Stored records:
•••••

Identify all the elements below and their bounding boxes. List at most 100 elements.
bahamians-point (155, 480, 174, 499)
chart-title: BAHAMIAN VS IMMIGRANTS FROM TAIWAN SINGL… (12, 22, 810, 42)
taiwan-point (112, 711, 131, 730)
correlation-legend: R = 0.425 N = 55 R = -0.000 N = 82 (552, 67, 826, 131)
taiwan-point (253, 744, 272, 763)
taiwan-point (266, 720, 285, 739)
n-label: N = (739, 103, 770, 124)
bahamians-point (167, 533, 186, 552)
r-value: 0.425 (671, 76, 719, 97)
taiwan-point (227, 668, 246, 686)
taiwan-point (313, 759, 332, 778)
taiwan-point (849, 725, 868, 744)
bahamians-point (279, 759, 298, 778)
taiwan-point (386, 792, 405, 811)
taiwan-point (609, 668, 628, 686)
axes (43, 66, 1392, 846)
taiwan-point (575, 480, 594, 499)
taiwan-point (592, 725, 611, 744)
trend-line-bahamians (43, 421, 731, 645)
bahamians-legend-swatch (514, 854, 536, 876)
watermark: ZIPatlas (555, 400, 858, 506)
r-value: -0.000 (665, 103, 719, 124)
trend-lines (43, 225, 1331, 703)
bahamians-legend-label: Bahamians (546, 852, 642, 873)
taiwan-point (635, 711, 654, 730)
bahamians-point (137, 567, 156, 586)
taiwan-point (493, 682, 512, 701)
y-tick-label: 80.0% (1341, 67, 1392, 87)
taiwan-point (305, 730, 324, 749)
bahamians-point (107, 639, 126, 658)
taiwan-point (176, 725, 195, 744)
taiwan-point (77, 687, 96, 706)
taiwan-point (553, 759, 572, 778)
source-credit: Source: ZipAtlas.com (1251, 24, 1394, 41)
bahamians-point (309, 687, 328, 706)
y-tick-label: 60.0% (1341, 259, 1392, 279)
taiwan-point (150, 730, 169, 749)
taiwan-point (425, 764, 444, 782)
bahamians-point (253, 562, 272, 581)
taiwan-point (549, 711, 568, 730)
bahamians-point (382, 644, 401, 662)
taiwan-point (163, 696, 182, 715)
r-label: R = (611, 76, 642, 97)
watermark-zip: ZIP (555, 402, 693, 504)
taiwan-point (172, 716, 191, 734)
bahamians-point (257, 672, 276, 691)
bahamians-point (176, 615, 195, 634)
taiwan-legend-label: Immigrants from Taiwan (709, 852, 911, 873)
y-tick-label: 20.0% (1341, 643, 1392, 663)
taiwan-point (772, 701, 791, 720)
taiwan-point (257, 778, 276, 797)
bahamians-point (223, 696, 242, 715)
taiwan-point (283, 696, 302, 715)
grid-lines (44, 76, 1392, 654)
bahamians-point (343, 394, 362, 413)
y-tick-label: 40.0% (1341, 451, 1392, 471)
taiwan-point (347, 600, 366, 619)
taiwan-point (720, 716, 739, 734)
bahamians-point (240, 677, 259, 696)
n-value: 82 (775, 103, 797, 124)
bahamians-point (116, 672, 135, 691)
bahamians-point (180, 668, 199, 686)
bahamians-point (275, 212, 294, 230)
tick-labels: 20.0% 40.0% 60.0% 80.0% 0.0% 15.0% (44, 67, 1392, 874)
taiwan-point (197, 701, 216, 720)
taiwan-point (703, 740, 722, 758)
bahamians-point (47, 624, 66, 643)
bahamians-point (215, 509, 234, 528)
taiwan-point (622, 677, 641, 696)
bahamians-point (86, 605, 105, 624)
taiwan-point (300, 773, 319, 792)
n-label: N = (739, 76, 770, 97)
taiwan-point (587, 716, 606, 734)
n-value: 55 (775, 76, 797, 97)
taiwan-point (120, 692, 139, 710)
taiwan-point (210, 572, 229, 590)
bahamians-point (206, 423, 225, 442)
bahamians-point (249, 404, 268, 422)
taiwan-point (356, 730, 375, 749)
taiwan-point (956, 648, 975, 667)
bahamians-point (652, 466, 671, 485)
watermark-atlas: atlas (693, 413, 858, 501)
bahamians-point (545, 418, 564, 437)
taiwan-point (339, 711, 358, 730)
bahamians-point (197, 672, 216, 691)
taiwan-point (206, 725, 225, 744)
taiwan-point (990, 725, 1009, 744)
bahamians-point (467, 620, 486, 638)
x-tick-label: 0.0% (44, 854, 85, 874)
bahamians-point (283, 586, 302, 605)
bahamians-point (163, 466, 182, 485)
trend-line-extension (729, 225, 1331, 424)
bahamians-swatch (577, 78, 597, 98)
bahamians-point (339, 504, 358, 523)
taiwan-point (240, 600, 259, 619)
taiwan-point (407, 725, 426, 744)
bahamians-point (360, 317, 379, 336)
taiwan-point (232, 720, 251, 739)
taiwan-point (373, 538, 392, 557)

•••••

WHAT IS EXPECTED:
Repeat all of the rows above, switching each "taiwan-point" to "taiwan-marker" and leaving everything else unchanged.

COMPLETED EXERCISE:
Identify all the elements below and their bounding boxes. List at most 100 elements.
bahamians-point (155, 480, 174, 499)
chart-title: BAHAMIAN VS IMMIGRANTS FROM TAIWAN SINGL… (12, 22, 810, 42)
taiwan-marker (112, 711, 131, 730)
correlation-legend: R = 0.425 N = 55 R = -0.000 N = 82 (552, 67, 826, 131)
taiwan-marker (253, 744, 272, 763)
taiwan-marker (266, 720, 285, 739)
n-label: N = (739, 103, 770, 124)
bahamians-point (167, 533, 186, 552)
r-value: 0.425 (671, 76, 719, 97)
taiwan-marker (227, 668, 246, 686)
taiwan-marker (313, 759, 332, 778)
taiwan-marker (849, 725, 868, 744)
bahamians-point (279, 759, 298, 778)
taiwan-marker (386, 792, 405, 811)
taiwan-marker (609, 668, 628, 686)
axes (43, 66, 1392, 846)
taiwan-marker (575, 480, 594, 499)
taiwan-marker (592, 725, 611, 744)
trend-line-bahamians (43, 421, 731, 645)
bahamians-legend-swatch (514, 854, 536, 876)
watermark: ZIPatlas (555, 400, 858, 506)
r-value: -0.000 (665, 103, 719, 124)
trend-lines (43, 225, 1331, 703)
bahamians-legend-label: Bahamians (546, 852, 642, 873)
taiwan-marker (635, 711, 654, 730)
bahamians-point (137, 567, 156, 586)
taiwan-marker (493, 682, 512, 701)
y-tick-label: 80.0% (1341, 67, 1392, 87)
taiwan-marker (305, 730, 324, 749)
bahamians-point (107, 639, 126, 658)
taiwan-marker (176, 725, 195, 744)
taiwan-marker (77, 687, 96, 706)
taiwan-marker (553, 759, 572, 778)
source-credit: Source: ZipAtlas.com (1251, 24, 1394, 41)
bahamians-point (309, 687, 328, 706)
y-tick-label: 60.0% (1341, 259, 1392, 279)
taiwan-marker (150, 730, 169, 749)
taiwan-marker (425, 764, 444, 782)
bahamians-point (253, 562, 272, 581)
taiwan-marker (549, 711, 568, 730)
bahamians-point (382, 644, 401, 662)
taiwan-marker (163, 696, 182, 715)
r-label: R = (611, 76, 642, 97)
watermark-zip: ZIP (555, 402, 693, 504)
taiwan-marker (172, 716, 191, 734)
bahamians-point (257, 672, 276, 691)
bahamians-point (176, 615, 195, 634)
taiwan-legend-label: Immigrants from Taiwan (709, 852, 911, 873)
y-tick-label: 20.0% (1341, 643, 1392, 663)
taiwan-marker (772, 701, 791, 720)
taiwan-marker (257, 778, 276, 797)
bahamians-point (223, 696, 242, 715)
taiwan-marker (283, 696, 302, 715)
grid-lines (44, 76, 1392, 654)
bahamians-point (343, 394, 362, 413)
y-tick-label: 40.0% (1341, 451, 1392, 471)
taiwan-marker (347, 600, 366, 619)
taiwan-marker (720, 716, 739, 734)
bahamians-point (240, 677, 259, 696)
n-value: 82 (775, 103, 797, 124)
bahamians-point (116, 672, 135, 691)
bahamians-point (180, 668, 199, 686)
bahamians-point (275, 212, 294, 230)
tick-labels: 20.0% 40.0% 60.0% 80.0% 0.0% 15.0% (44, 67, 1392, 874)
taiwan-marker (197, 701, 216, 720)
taiwan-marker (703, 740, 722, 758)
bahamians-point (47, 624, 66, 643)
bahamians-point (215, 509, 234, 528)
taiwan-marker (622, 677, 641, 696)
bahamians-point (86, 605, 105, 624)
taiwan-marker (300, 773, 319, 792)
n-label: N = (739, 76, 770, 97)
taiwan-marker (587, 716, 606, 734)
n-value: 55 (775, 76, 797, 97)
taiwan-marker (120, 692, 139, 710)
taiwan-marker (210, 572, 229, 590)
bahamians-point (206, 423, 225, 442)
bahamians-point (249, 404, 268, 422)
taiwan-marker (356, 730, 375, 749)
taiwan-marker (956, 648, 975, 667)
bahamians-point (652, 466, 671, 485)
watermark-atlas: atlas (693, 413, 858, 501)
bahamians-point (545, 418, 564, 437)
taiwan-marker (339, 711, 358, 730)
bahamians-point (197, 672, 216, 691)
taiwan-marker (206, 725, 225, 744)
taiwan-marker (990, 725, 1009, 744)
bahamians-point (467, 620, 486, 638)
x-tick-label: 0.0% (44, 854, 85, 874)
bahamians-point (283, 586, 302, 605)
bahamians-point (163, 466, 182, 485)
trend-line-extension (729, 225, 1331, 424)
bahamians-swatch (577, 78, 597, 98)
bahamians-point (339, 504, 358, 523)
taiwan-marker (240, 600, 259, 619)
taiwan-marker (407, 725, 426, 744)
bahamians-point (360, 317, 379, 336)
taiwan-marker (232, 720, 251, 739)
taiwan-marker (373, 538, 392, 557)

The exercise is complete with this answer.